Find the string "螺丝是否拧紧等" in the entries and copy each line that has it.

*** EXERCISE INPUT ***

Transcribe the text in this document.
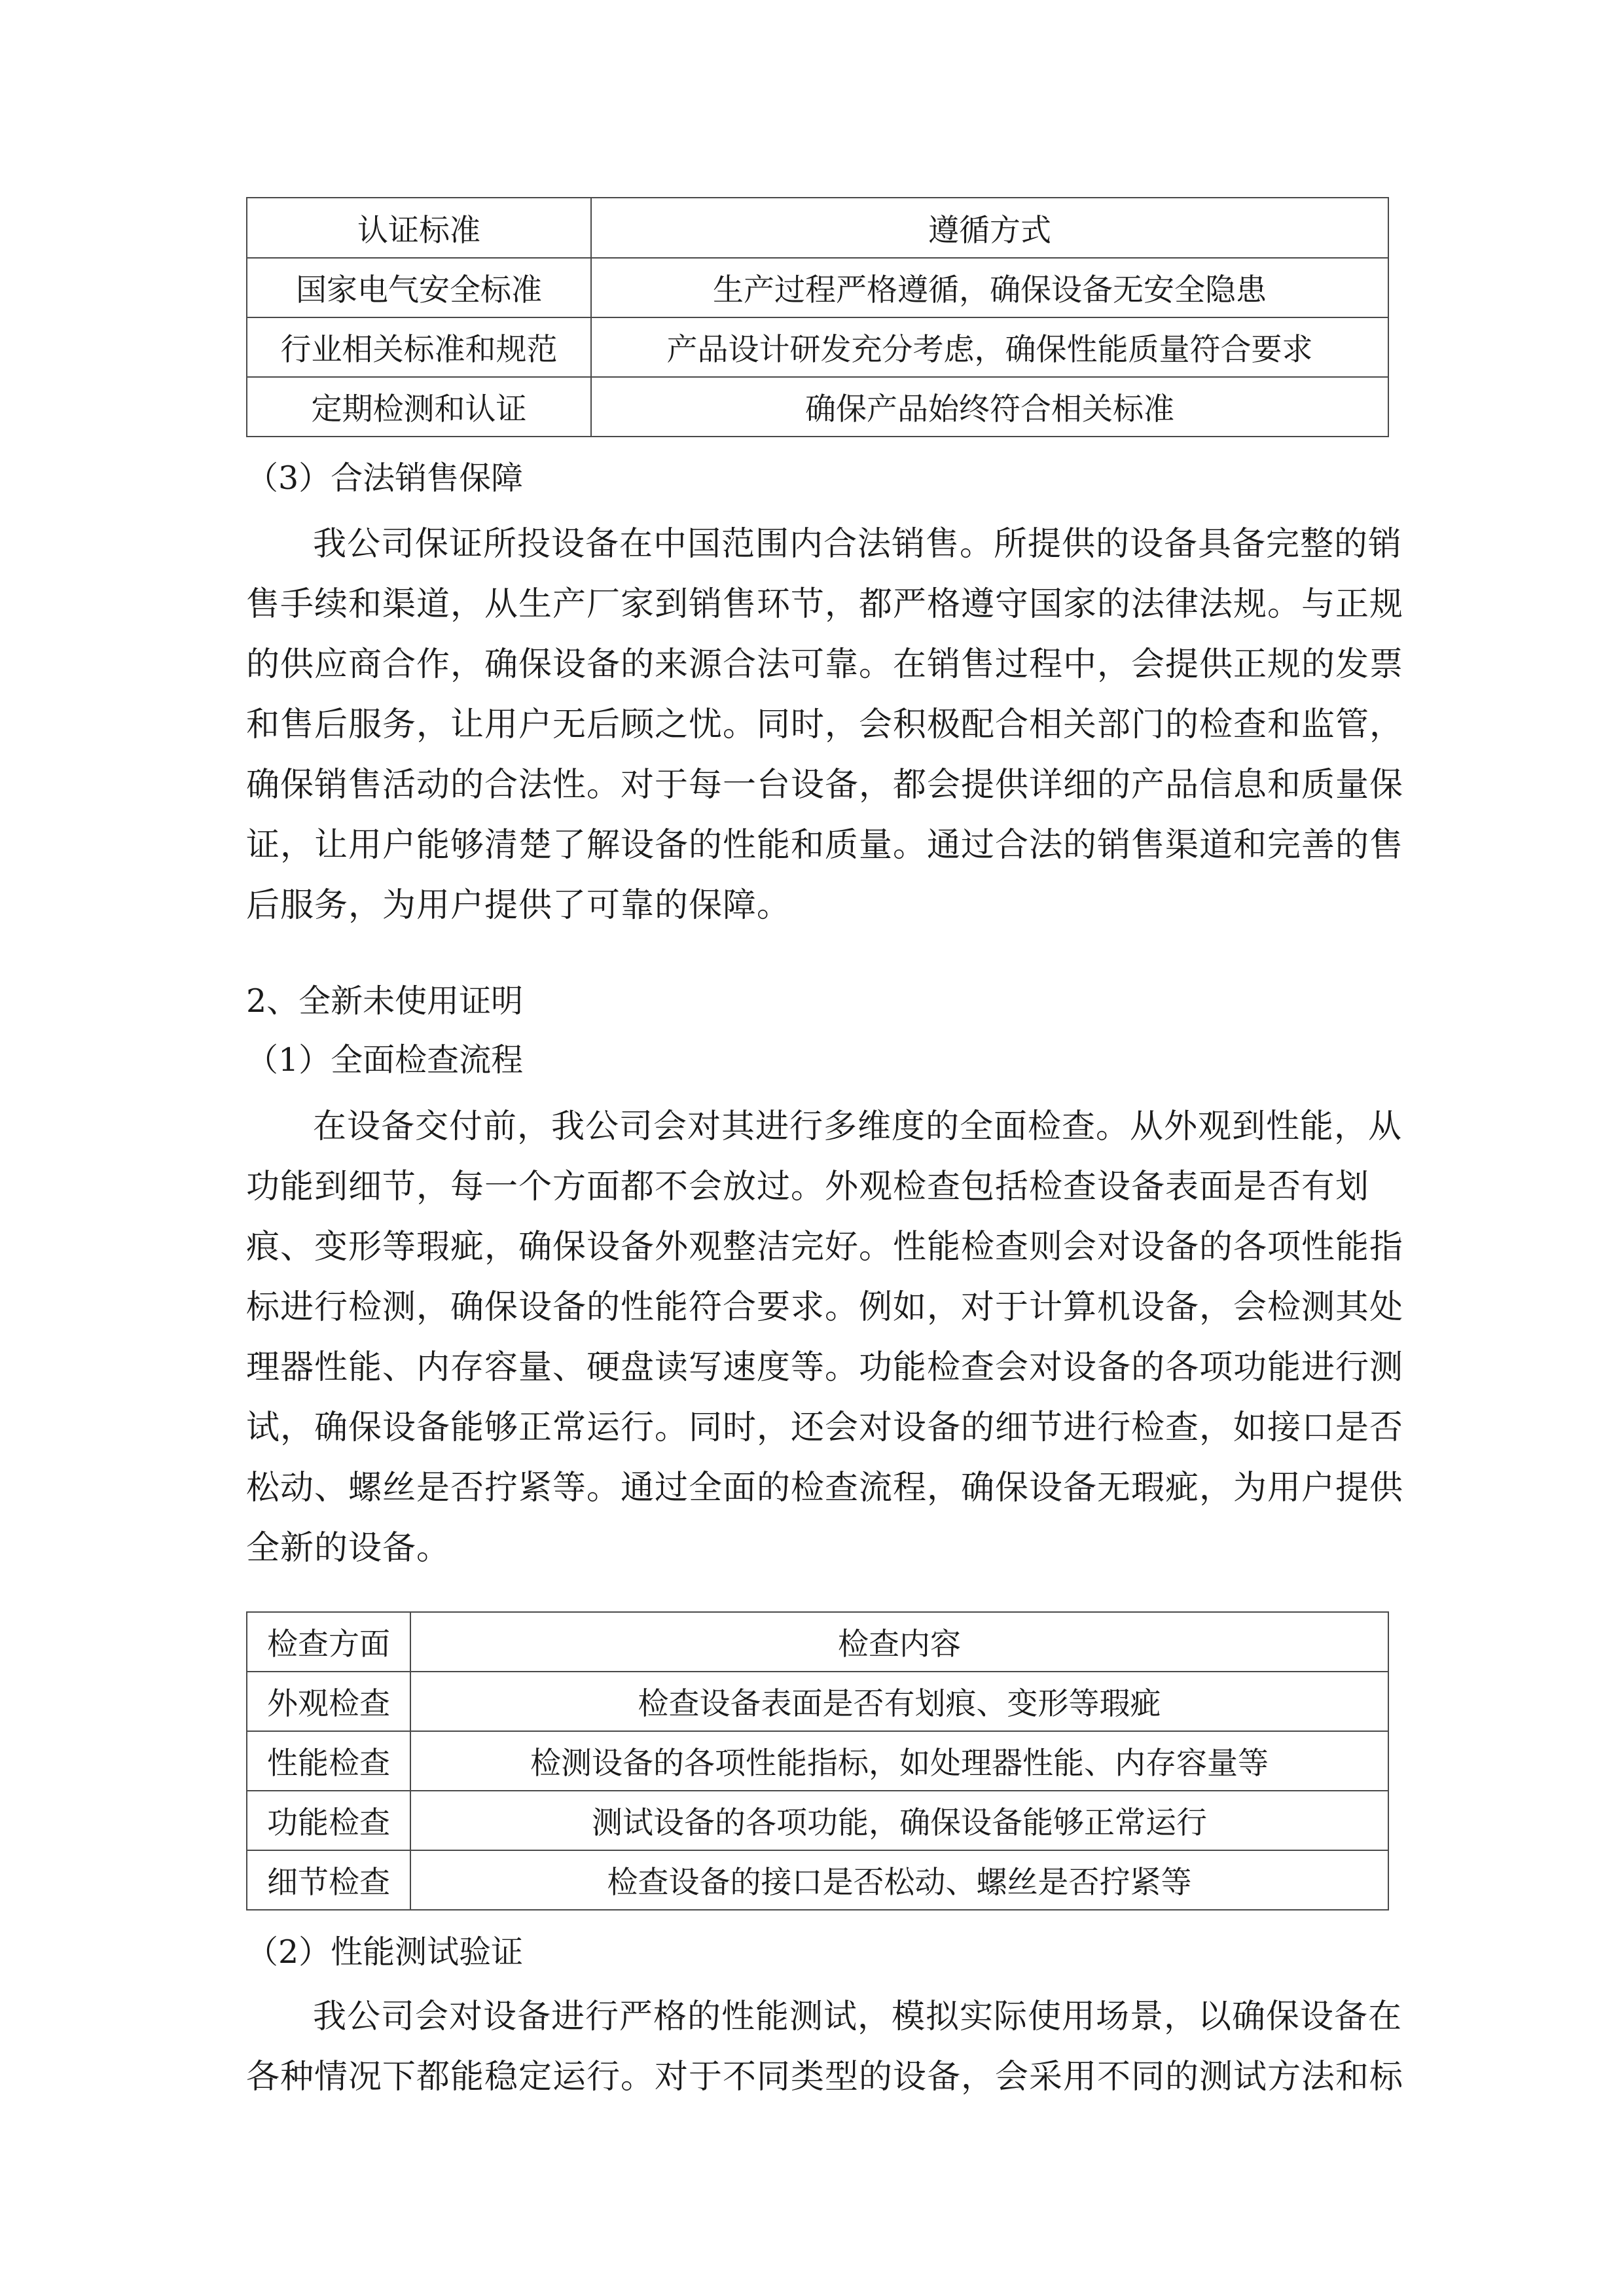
认证标准	遵循方式
国家电气安全标准	生产过程严格遵循，确保设备无安全隐患
行业相关标准和规范	产品设计研发充分考虑，确保性能质量符合要求
定期检测和认证	确保产品始终符合相关标准
（3）合法销售保障
我公司保证所投设备在中国范围内合法销售。所提供的设备具备完整的销
售手续和渠道，从生产厂家到销售环节，都严格遵守国家的法律法规。与正规
的供应商合作，确保设备的来源合法可靠。在销售过程中，会提供正规的发票
和售后服务，让用户无后顾之忧。同时，会积极配合相关部门的检查和监管，
确保销售活动的合法性。对于每一台设备，都会提供详细的产品信息和质量保
证，让用户能够清楚了解设备的性能和质量。通过合法的销售渠道和完善的售
后服务，为用户提供了可靠的保障。
2、全新未使用证明
（1）全面检查流程
在设备交付前，我公司会对其进行多维度的全面检查。从外观到性能，从
功能到细节，每一个方面都不会放过。外观检查包括检查设备表面是否有划
痕、变形等瑕疵，确保设备外观整洁完好。性能检查则会对设备的各项性能指
标进行检测，确保设备的性能符合要求。例如，对于计算机设备，会检测其处
理器性能、内存容量、硬盘读写速度等。功能检查会对设备的各项功能进行测
试，确保设备能够正常运行。同时，还会对设备的细节进行检查，如接口是否
松动、螺丝是否拧紧等。通过全面的检查流程，确保设备无瑕疵，为用户提供
全新的设备。
检查方面	检查内容
外观检查	检查设备表面是否有划痕、变形等瑕疵
性能检查	检测设备的各项性能指标，如处理器性能、内存容量等
功能检查	测试设备的各项功能，确保设备能够正常运行
细节检查	检查设备的接口是否松动、螺丝是否拧紧等
（2）性能测试验证
我公司会对设备进行严格的性能测试，模拟实际使用场景，以确保设备在
各种情况下都能稳定运行。对于不同类型的设备，会采用不同的测试方法和标
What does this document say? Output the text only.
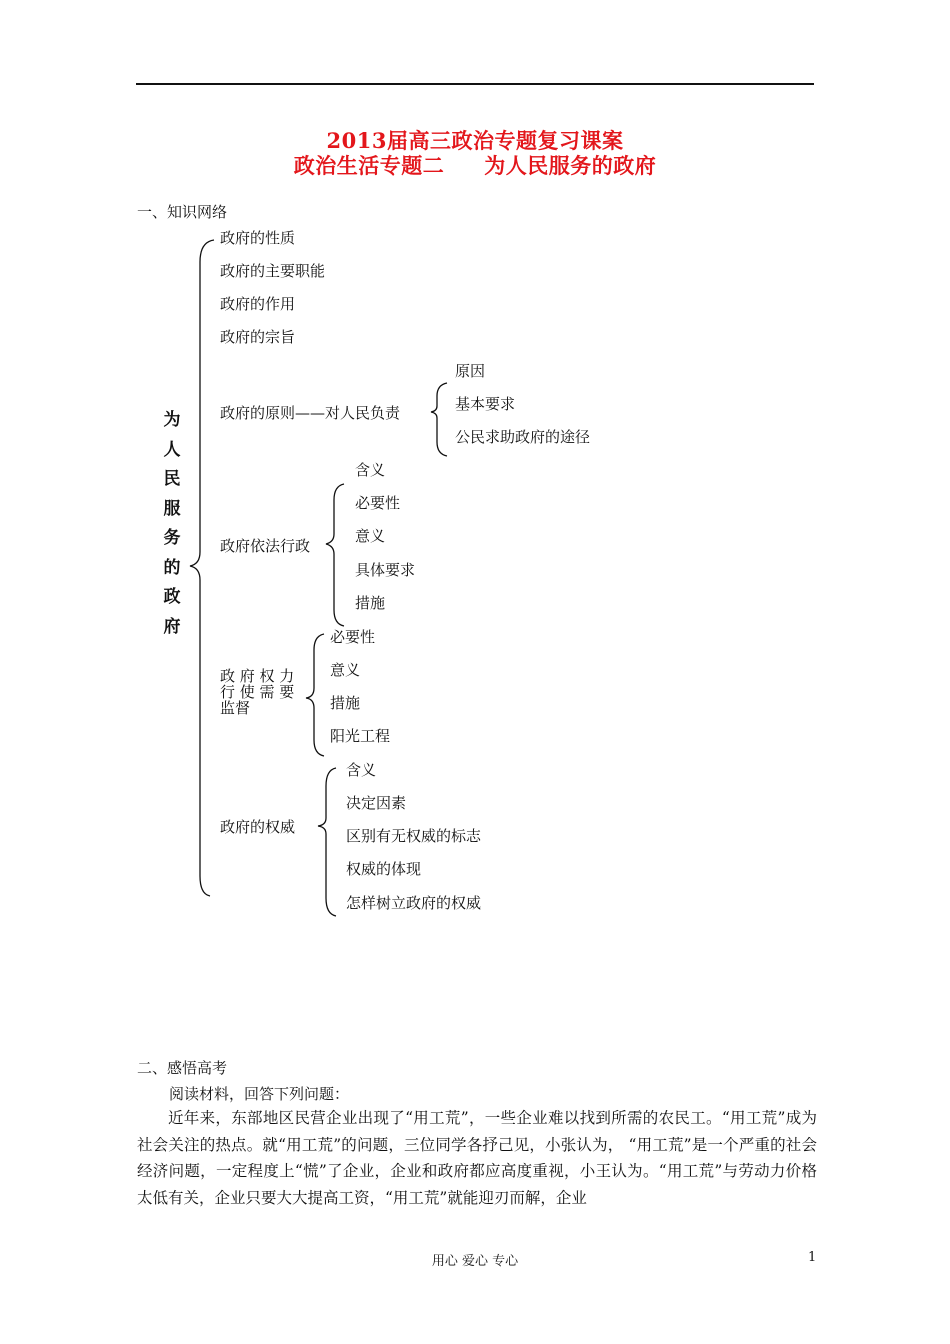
2013届高三政治专题复习课案
政治生活专题二 为人民服务的政府
一、知识网络
为
人
民
服
务
的
政
府
政府的性质
政府的主要职能
政府的作用
政府的宗旨
政府的原则——对人民负责
政府依法行政
政 府 权 力
行 使 需 要
监督
政府的权威
原因
基本要求
公民求助政府的途径
含义
必要性
意义
具体要求
措施
必要性
意义
措施
阳光工程
含义
决定因素
区别有无权威的标志
权威的体现
怎样树立政府的权威
二、感悟高考
阅读材料，回答下列问题：
近年来，东部地区民营企业出现了“用工荒”，一些企业难以找到所需的农民工。“用工荒”成为社会关注的热点。就“用工荒”的问题，三位同学各抒己见，小张认为， “用工荒”是一个严重的社会经济问题，一定程度上“慌”了企业，企业和政府都应高度重视，小王认为。“用工荒”与劳动力价格太低有关，企业只要大大提高工资，“用工荒”就能迎刃而解，企业
用心 爱心 专心	1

***

WORKED SOLUTION:
松动、螺丝是否拧紧等。通过全面的检查流程，确保设备无瑕疵，为用户提供
细节检查	检查设备的接口是否松动、螺丝是否拧紧等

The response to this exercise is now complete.